**Фрагмент страницы**
-*-*-
Опытные, хорошо знающие город комсомольские работники действуют оперативно и четко. Уже вчера райкомы помогали формировать истребительные батальоны, которые будут помогать охранять важные объекты города. По квартирам агитаторы читали вслух советские газеты, которых здесь так давно не видали. Бригады школьников с большим азартом принялись за уничтожение немецких плакатов, указателей, вывесок и за расклейку советских лозунгов.
В разгаре работы к секретарю обкома комсомола подошел стройный юноша и, волнуясь, обратился к нему:
— Товарищ, у меня очень срочное дело. Понимаете, вы должны мне немедленно помочь. Мне уже исполнилось восемнадцать лет, и я должен срочно вступить в Красную Армию. Я не могу больше ждать! У меня особые счеты с гитлеровцами…
— А в чем именно заключаются эти особые счеты?
Юноша, волнуясь еще больше, тихо сказал сдавленным голосом:
— Я год пробыл в Германии…
Мы разговорились. Владимиру Архипенко действительно за его недолгую жизнь пришлось перенести столько тяжкого, что он на всю жизнь сохранит острое чувство непримиримой ненависти к фашизму. Вместе с другими он был пойман на улице, загнан во двор страшного дома на Малой Пана-совке, где помещалось так называемое «Вербовочное бюро», посажен в эшелон и увезен в далекий Брауншвейг, где ему было суждено в течение долгого года с утра до вечера грузить тяжелые, стокилограммовые мешки в речном порту.
Быстро-быстро, словно опасаясь, что кто-то оборвет его рассказ и не даст излить до конца наболевшее, Владимир рассказывал, как тяжело живется русским и украинцам в Брауншвейге, какие муки испытывают, в частности, те, кто попадает в 21-й штрафной лагерь, где людей беспощадно избивают и заставляют надрываться на непосильной работе.
-*-*-
**Задание 1**
Перепишите без изменений часть отрывка о комсомольских работниках: начните со слов «Быстро-быстро, словно опасаясь, что» и остановитесь после слов «на непосильной работе.».
**Задание 2**
Продолжите отрывок о комсомольских работниках, начав сразу после его последнего предложения.
Строки взяты из другого источника и к отрывку о комсомольских работниках не относятся.
-*-*-
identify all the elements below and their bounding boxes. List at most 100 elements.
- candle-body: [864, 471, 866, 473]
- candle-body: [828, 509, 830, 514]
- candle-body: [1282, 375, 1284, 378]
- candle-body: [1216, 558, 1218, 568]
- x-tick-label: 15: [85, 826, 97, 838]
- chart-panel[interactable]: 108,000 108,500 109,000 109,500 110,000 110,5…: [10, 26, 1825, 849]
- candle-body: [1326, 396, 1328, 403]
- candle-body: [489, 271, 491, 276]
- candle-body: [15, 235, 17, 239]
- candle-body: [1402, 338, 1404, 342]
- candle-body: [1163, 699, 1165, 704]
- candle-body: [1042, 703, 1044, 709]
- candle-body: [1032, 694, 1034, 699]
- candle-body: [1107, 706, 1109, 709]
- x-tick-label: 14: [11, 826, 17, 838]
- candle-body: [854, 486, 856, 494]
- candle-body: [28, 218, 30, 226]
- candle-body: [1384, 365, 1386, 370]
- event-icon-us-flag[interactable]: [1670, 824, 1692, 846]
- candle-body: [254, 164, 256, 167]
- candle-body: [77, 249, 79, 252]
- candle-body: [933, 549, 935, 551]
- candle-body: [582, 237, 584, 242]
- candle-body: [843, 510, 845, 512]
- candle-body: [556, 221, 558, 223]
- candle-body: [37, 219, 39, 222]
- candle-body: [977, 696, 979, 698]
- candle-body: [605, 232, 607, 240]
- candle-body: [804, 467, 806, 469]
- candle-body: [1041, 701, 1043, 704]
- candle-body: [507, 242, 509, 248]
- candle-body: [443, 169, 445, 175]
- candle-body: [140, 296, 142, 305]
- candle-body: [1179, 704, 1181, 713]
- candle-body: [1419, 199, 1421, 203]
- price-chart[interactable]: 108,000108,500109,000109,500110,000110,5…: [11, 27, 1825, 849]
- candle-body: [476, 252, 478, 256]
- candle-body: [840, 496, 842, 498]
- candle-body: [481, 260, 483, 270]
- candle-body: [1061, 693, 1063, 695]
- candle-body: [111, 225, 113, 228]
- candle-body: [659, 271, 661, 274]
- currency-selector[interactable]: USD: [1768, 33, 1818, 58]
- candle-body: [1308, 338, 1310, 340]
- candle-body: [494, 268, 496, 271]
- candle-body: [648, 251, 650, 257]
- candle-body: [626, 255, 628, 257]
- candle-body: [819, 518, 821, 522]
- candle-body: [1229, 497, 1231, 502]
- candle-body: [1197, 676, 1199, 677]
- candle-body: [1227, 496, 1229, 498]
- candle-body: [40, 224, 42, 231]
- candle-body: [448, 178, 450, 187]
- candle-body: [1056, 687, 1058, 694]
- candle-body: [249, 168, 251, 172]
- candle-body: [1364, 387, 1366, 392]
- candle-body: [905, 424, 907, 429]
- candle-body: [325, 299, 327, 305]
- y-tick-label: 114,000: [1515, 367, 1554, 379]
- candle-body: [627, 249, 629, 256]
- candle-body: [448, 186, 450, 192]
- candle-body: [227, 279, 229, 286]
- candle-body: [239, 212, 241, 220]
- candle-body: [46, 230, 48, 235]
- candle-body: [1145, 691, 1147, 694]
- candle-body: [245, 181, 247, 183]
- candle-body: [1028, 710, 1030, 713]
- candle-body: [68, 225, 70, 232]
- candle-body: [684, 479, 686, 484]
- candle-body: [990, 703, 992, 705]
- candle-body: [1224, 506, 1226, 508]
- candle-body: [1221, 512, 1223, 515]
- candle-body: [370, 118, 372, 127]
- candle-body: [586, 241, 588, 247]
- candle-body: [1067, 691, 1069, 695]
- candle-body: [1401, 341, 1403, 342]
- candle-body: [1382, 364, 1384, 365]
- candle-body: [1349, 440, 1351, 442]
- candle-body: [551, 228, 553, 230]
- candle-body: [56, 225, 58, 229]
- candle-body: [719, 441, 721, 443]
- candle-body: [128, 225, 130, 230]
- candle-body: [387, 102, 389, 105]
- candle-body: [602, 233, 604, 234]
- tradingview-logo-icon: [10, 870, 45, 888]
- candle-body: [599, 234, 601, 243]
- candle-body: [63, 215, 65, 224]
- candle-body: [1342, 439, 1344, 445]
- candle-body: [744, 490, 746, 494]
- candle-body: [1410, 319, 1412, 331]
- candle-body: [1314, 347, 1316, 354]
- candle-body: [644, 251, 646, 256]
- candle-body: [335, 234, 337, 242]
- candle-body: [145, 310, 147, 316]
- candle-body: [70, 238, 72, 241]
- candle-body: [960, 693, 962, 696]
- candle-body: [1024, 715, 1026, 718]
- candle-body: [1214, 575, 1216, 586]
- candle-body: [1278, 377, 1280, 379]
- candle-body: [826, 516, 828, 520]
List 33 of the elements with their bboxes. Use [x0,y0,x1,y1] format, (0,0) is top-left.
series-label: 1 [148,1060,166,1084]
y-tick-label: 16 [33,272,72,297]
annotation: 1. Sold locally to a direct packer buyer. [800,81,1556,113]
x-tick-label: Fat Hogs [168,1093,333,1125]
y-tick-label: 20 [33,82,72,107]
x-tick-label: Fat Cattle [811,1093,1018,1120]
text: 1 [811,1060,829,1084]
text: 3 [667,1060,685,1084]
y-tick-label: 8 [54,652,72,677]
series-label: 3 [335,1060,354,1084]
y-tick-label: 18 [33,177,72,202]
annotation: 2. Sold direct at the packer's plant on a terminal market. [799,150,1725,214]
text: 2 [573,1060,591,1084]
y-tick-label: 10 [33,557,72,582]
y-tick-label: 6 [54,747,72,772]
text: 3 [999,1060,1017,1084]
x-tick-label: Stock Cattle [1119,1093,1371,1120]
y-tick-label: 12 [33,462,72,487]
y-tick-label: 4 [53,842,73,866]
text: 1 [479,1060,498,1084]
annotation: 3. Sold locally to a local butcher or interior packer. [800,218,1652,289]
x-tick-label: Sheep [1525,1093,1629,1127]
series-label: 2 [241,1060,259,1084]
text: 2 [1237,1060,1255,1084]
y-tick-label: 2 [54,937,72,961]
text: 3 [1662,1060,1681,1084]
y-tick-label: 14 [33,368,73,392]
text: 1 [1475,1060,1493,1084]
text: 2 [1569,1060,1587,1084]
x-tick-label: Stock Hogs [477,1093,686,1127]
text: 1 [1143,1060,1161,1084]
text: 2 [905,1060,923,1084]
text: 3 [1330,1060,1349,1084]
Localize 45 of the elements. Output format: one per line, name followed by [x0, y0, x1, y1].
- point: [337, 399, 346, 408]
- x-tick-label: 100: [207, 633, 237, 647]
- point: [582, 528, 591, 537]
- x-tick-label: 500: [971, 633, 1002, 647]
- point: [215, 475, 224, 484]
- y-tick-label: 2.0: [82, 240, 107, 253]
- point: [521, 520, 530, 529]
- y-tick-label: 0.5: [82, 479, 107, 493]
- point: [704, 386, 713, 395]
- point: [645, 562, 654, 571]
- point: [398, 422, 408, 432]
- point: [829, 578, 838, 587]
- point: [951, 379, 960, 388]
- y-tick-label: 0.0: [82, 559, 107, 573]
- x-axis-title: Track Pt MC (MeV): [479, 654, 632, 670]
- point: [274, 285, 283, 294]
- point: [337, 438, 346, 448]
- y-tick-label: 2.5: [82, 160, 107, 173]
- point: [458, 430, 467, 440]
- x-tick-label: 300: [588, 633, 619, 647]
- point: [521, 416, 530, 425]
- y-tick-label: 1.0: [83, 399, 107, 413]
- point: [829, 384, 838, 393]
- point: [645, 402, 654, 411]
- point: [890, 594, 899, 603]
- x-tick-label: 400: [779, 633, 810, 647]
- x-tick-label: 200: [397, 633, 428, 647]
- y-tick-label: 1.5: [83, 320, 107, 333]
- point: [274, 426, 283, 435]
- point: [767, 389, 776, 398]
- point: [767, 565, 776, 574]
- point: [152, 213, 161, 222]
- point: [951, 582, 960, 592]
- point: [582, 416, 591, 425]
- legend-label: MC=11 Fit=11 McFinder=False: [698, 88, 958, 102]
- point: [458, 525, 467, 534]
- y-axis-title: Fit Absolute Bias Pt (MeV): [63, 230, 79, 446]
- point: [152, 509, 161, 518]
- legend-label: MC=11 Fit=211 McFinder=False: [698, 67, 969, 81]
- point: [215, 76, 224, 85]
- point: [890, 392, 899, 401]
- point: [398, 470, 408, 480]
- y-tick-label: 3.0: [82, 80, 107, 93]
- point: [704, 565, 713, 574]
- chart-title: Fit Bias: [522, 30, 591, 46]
-*-*-
**Ваш ответ 1**
Быстро-быстро, словно опасаясь, что кто-то оборвет его рассказ и не даст излить до конца наболевшее, Владимир рассказывал, как тяжело живется русским и украинцам в Брауншвейге, какие муки испытывают, в частности, те, кто попадает в 21-й штрафной лагерь, где людей беспощадно избивают и заставляют надрываться на непосильной работе.

**Ваш ответ 2**
С большим трудом Владимиру удалось вернуться обратно в Харьков: он заболел, и какой-то сердобольный немец помог ему получить разрешение на выезд. Добраться в родной город было нелегко. Уже началось наше летнее наступление, все пути были забиты встречными эшелонами, везущими раненых. Поезда стояли по нескольку часов на каждом полустанке. По бокам насыпи всюду валялись обгорелые остовы эшелонов, пущенных под откос партизанами.
Владимир радовался всему этому. Он все чаще вспоминал наказ, который ему дали его друзья, когда он уезжал из Брауншвейга на восток:
— Смотри же, помни, чью сторону надо держать!
И он стремился как можно дальше пробраться на восток, чтобы присоединиться к частям Красном Армии. Из Полтавы в Харьков поезда уже не шли: железная дорога была перерезана. Шофер попутной машины согласился взять с собой Владимира. Так он доехал до Валок, откуда надо было пробираться дальше. В Харьков Архипенко попал 15 августа. Мать спрятала его в подвале; там он просидел восемь дней. Только теперь паренек этот вышел открыто на улицу и сразу же поспешил в обком комсомола, чтобы узнать, как вступить добровольцем в Красную Армию…
Таких, как Владимир, немало в Харькове. Одни вернулись из Германии легально — после тяжелой болезни, другие бежали с каторги, хотя все знали, какая страшная судьба ожидает пойманных беглецов: или пуля в лоб и немедленная смерть, или посылка в штрафной лагерь и медленная, но неотвратимая гибель. Ненависть переполняет грудь этого юноши, ему хочется как можно скорее отправиться на фронт, и обком комсомола поможет ему осуществить его желание.
Солнце уже поднялось к зениту, когда мы собрались поездить на вездеходе по улицам города. Всюду, на каждом перекрестке, как и в первый день, — огромные толпы людей. Харьковчане останавливали машины, идущие на север, и требовали от проезжих самой подробной информации о том, как живет Москва. Вести были неплохие, и люди все веселее брались за дело.